═══ Text segment ═══

If the proposed rates structure is adopted it means Manly residents will be forced to pay significantly higher rates, while Warringah and Pittwater residents will reap the benefits.
The council explored four scenarios and settled with scenario four, resulting in a $107 increase in minimum rates for Manly residents, a $36 increase for Pittwater residents and a $56 decrease for Warringah residents.
It will also mean a 26 per cent increase for ad valorem (an amount of cents charged for every $1 of land value) rate payers in Manly, a three per cent decrease in Pittwater and a six per cent decrease for Warringah.
Similarly Manly businesses would have a $137 increase in minimum rates, Pittwater a $70 increase, and Warringah a $53 decrease.
Meanwhile, the ad valorem rate for businesses would increase by 42 per cent for Manly, 24 per cent for Pittwater and decrease by 10 per cent for Warringah.
Overall this scenario will result in a rate reduction for 76 per cent of residential and 62 per cent of business ratepayers.
The waste management charges have already been gradually harmonised and both the former Pittwater and Manly ratepayers have seen significant reductions.
Mayor Michael Regan said while there will be “unavoidable impacts for some ratepayers”, increases have been offset by decreases in other areas.
“This is a challenging process for us as we know the current system is simply unfair, with so many ratepayers paying more than others despite having the same land value,” Cr Regan said.
“Getting the balance right has been, and is a challenge, and now we are in a position for the community to have a look at the options created and have their say.
“Council has spent considerable time modelling various scenarios and the community will see that whether you use any of the three former Council rating structures, or a new one.
“It’s important to note that this exercise does not mean Council collects more rates. Where there is a proposed increase for one ratepayer, there is a decrease for another so the council’s bottom line remains the same due to the harmonisation process.”
To make the transition easier for rate payers, the council has advocated for the introduction of a gradual harmonisation process, which would ensure a 10 per cent cap on rates increases per year.
“In the COVID-19 economic climate in particular, we understand any increase may be difficult for ratepayers. It is why I have spent months advocating to the NSW Government to legislate for a gradual harmonisation process.

═══ Input data ═══

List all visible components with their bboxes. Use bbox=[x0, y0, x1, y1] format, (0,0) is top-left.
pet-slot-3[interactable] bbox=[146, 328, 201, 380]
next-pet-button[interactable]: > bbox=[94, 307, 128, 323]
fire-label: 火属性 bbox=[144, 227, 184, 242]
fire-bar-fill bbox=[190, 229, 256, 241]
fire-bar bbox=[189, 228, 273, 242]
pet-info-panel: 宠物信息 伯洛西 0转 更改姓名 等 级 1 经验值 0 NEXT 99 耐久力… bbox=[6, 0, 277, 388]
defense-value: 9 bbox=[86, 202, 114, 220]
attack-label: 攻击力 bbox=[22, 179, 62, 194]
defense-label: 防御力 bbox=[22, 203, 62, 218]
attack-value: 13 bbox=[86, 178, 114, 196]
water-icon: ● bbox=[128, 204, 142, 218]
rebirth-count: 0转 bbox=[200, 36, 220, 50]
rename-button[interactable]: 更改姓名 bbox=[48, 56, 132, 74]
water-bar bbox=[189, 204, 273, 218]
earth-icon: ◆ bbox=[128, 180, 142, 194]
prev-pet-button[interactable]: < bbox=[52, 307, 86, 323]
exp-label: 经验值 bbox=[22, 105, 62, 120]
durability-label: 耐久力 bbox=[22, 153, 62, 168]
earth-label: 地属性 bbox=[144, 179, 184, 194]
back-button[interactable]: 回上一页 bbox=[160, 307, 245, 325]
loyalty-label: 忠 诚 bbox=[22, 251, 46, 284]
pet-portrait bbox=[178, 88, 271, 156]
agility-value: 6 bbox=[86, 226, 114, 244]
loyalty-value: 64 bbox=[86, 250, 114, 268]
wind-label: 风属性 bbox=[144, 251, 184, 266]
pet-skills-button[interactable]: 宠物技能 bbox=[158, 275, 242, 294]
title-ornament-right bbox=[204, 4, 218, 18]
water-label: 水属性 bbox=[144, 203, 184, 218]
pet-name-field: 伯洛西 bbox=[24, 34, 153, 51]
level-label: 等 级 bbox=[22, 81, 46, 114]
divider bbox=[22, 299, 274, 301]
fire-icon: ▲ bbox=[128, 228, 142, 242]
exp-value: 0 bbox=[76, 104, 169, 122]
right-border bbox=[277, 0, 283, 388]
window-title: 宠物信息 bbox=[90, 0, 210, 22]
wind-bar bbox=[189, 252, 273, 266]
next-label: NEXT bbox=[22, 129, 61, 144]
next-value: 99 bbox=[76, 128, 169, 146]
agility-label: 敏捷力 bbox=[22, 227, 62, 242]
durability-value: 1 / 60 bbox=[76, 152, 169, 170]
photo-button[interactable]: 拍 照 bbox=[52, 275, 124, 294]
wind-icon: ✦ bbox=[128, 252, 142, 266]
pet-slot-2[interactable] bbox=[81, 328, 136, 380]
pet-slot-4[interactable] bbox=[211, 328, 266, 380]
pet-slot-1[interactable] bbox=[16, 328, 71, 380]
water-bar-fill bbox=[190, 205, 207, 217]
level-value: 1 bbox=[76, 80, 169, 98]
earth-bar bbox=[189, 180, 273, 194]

═══

**Task item:** Continue the article above on the proposed council rates structure for Manly, Pittwater and Warringah from where it stops.

**Reply to the exercise:**
“No one wants to see ratepayers hit with sudden large increases, and the NSW Local Government Minister has been very receptive to this argument.
“We are confident gradual harmonisation will be put to the NSW parliament in the new year so it can be implemented next financial year, which is a great outcome.”
As part of this process the council is also taking the opportunity to harmonise the former three council area pensioner concession policies, stormwater charges and refining the hardship policy to include harmonisation.
The most generous approach has been recommended by the council where pensioners will be eligible to receive a $150 voluntary rates rebate and a $50.40 voluntary domestic waste management charge rebate.
During the council meeting on Wednesday, councillors voted in favour of putting the rates harmonisation proposal on public exhibition.
But Cr Vincent De Luca voted against it, telling the Manly Daily it was “insensitive.”
“What this report that will go out on public exhibition shows are the promises to merge the northern beaches has failed,” Cr De Luca said at the meeting.
“You promised that rates would not go up, that has happened. You said the bureaucracy would be cut and there would be savings, that has not happened. And we’re receiving reports Warringah and Pittwater are not receiving the same services they were before.
“There is no way to sugar coat a continued rate increase. One councillor said it’s a mere 10 per cent. Well that is a huge amount to some people in our community. We must consider due to covid people have lost their jobs, their businesses are struggling. Is that fair and reasonable considering the economy today and the hardship that’s been sustained throughout our nation?”